Your goal
Go through the entries one line at a time, and gather every line that has the word "Shield".

↓

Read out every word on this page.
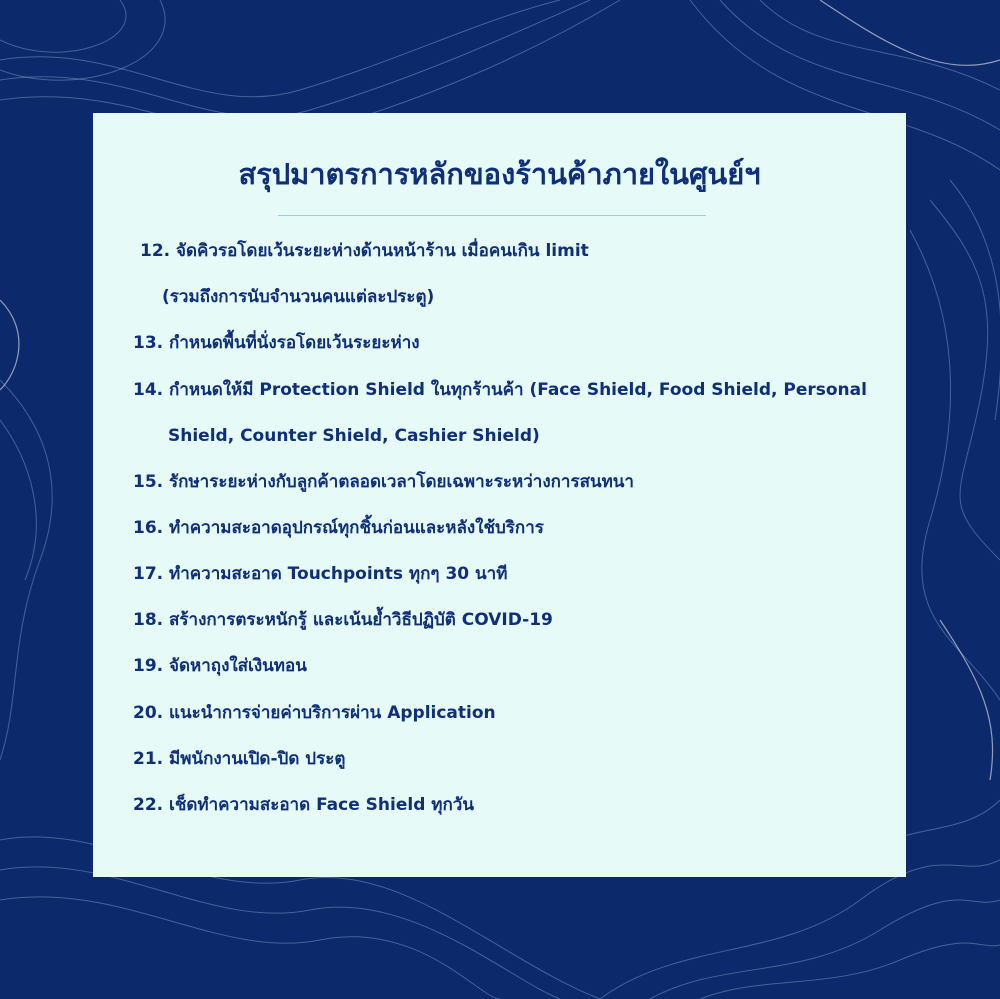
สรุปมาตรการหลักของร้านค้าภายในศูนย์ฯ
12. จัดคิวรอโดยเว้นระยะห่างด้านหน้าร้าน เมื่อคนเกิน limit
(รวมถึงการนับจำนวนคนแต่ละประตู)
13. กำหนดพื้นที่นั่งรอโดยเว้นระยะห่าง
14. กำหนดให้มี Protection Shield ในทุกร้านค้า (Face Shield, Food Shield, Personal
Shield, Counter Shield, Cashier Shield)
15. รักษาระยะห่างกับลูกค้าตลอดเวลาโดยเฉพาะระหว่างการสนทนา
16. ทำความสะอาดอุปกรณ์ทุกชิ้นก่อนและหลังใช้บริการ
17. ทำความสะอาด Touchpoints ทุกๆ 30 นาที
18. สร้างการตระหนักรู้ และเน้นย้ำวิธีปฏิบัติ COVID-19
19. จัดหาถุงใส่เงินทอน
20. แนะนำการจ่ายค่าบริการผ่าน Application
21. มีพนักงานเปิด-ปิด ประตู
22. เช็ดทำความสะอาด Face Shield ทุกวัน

↑
↓

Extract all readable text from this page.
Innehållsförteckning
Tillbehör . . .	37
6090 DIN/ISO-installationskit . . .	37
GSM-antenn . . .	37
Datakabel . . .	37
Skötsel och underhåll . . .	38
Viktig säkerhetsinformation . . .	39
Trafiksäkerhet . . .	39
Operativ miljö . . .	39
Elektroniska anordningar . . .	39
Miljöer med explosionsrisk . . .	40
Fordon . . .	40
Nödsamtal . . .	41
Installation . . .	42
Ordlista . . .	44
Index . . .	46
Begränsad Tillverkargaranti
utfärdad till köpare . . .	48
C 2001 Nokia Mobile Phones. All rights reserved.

↑
↓

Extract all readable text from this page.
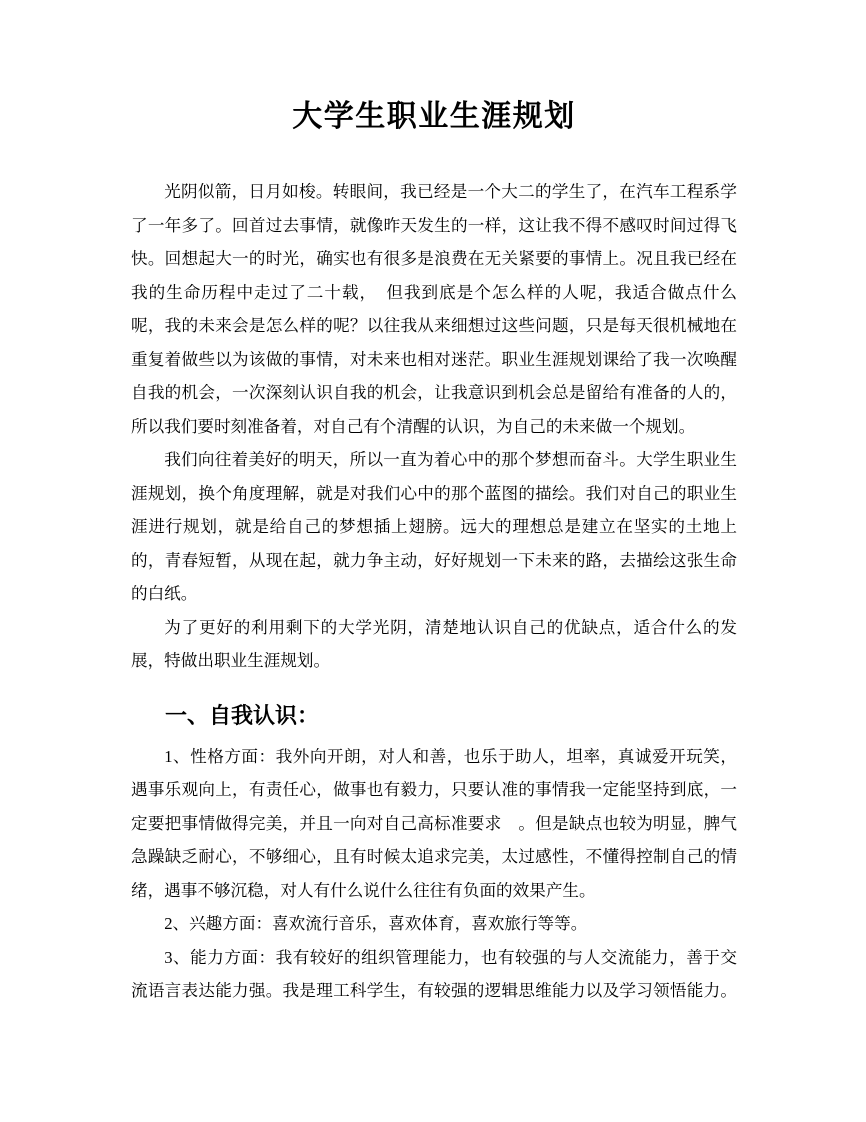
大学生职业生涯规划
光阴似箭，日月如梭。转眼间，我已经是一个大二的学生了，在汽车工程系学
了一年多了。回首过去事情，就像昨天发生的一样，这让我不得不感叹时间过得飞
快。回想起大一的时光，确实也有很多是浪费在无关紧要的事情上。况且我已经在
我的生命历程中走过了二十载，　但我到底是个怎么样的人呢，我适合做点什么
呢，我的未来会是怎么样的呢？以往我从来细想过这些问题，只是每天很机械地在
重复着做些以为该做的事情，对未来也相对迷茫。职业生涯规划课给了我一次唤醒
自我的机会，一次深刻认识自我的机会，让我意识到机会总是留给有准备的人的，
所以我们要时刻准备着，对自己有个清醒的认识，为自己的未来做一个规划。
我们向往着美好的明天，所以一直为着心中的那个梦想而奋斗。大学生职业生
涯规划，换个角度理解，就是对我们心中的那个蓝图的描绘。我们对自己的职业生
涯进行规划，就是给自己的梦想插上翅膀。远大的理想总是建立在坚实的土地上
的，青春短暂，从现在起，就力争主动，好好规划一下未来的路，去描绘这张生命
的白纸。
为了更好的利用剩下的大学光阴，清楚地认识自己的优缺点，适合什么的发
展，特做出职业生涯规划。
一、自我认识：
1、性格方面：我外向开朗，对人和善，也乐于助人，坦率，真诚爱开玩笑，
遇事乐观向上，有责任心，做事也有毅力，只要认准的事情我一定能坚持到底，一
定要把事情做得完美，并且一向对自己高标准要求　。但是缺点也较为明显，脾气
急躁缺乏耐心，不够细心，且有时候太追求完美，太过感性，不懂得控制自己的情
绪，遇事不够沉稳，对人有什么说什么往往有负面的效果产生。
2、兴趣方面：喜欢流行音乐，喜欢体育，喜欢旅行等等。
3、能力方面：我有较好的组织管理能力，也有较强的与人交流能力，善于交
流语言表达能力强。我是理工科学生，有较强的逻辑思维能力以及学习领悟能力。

↑

Finished exercise
14. กำหนดให้มี Protection Shield ในทุกร้านค้า (Face Shield, Food Shield, Personal
Shield, Counter Shield, Cashier Shield)
22. เช็ดทำความสะอาด Face Shield ทุกวัน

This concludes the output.